* **Goal of the exercise**: Locate and copy each line in the data that contains the word "xDai".

* **Supplied data**:

--- Start ---

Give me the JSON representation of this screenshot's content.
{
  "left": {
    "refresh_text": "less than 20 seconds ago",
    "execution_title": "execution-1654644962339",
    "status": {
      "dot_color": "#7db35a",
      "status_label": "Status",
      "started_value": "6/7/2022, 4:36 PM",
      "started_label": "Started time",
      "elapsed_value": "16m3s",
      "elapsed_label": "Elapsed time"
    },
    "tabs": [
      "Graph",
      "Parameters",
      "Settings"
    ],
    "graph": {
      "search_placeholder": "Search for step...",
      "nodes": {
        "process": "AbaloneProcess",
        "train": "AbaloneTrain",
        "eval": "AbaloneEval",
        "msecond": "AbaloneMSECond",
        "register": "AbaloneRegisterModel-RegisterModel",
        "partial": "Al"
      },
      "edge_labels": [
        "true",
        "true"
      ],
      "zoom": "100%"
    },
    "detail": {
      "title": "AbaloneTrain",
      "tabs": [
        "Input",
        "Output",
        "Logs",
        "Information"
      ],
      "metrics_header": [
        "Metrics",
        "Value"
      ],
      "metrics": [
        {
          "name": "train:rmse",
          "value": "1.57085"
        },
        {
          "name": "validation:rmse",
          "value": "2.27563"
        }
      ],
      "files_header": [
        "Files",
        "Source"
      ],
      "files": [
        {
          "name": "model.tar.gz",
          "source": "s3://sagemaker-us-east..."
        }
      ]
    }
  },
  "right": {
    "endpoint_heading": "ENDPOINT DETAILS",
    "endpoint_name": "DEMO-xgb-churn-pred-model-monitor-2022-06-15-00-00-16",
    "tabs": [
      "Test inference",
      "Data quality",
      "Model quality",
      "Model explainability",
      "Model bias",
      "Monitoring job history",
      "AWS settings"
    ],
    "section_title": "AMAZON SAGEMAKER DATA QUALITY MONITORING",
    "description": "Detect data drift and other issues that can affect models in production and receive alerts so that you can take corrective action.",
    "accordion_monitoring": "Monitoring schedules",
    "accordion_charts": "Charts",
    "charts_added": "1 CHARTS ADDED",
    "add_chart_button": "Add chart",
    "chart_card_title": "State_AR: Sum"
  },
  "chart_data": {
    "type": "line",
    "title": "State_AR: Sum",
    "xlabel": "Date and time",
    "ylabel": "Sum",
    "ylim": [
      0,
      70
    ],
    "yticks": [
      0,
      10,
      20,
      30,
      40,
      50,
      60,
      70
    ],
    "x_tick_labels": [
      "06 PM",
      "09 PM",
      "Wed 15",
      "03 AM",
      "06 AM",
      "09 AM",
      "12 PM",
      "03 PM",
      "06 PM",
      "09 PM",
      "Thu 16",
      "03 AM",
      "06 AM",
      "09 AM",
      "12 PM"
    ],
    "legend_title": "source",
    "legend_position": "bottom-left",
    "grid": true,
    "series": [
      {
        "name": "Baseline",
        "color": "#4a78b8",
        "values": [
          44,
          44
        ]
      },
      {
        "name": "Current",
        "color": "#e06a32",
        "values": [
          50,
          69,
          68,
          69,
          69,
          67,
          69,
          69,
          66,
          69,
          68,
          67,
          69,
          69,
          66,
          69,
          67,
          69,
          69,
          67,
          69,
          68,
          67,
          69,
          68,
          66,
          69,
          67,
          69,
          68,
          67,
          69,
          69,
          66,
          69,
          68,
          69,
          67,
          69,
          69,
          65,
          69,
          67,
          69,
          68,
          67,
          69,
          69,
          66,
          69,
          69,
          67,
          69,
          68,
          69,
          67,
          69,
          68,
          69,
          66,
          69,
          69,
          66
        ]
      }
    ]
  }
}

--- End ---
--- Start ---

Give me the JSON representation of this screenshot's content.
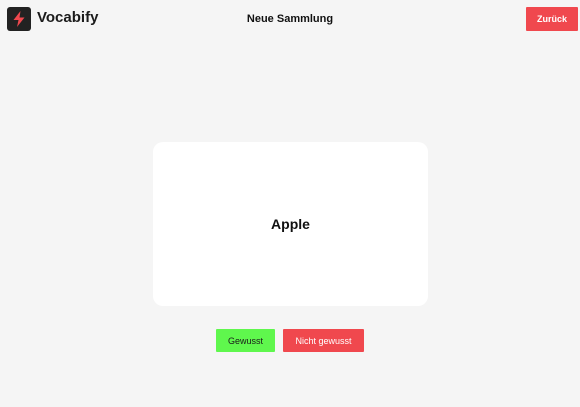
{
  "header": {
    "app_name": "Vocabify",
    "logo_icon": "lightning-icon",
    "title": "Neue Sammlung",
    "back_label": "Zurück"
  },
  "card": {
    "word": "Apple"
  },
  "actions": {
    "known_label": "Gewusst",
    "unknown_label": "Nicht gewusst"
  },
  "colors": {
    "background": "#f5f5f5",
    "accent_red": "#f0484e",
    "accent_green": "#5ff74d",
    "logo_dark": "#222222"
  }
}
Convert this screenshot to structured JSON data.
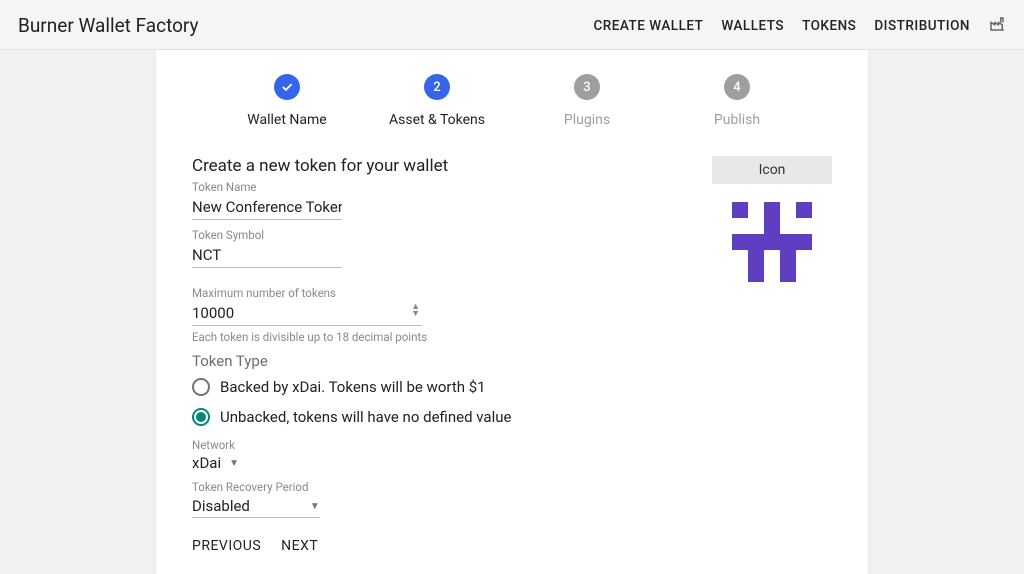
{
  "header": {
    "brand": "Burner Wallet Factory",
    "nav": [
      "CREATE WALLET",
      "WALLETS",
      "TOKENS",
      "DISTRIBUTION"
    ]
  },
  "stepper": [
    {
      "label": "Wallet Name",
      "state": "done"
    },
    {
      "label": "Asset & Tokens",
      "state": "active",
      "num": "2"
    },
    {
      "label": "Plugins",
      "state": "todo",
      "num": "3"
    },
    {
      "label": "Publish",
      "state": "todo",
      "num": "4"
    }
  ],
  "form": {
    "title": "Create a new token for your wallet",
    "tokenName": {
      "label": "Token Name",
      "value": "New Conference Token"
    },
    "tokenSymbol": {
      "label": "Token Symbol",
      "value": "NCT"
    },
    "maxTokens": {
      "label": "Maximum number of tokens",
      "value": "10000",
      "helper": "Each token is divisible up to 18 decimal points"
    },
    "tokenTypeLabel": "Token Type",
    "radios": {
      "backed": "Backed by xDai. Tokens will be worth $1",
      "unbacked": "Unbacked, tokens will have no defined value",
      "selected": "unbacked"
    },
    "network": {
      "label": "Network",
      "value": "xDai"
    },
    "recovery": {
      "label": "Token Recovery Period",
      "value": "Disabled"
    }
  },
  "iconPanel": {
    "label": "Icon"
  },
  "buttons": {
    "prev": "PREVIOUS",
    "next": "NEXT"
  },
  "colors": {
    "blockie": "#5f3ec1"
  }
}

--- End ---
--- Start ---

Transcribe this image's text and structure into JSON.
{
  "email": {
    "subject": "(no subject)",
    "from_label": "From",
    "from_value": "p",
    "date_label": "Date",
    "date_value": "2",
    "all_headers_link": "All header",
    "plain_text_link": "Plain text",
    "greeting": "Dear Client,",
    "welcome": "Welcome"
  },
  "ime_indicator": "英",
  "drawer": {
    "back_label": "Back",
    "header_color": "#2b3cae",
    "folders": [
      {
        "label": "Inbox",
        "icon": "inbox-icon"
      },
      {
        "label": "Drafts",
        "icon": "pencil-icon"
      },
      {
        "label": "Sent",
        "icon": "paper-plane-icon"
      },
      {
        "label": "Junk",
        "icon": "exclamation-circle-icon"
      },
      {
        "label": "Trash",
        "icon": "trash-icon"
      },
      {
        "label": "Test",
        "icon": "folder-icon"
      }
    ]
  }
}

--- End ---

* **Expected output**:
      "backed": "Backed by xDai. Tokens will be worth $1",
      "value": "xDai"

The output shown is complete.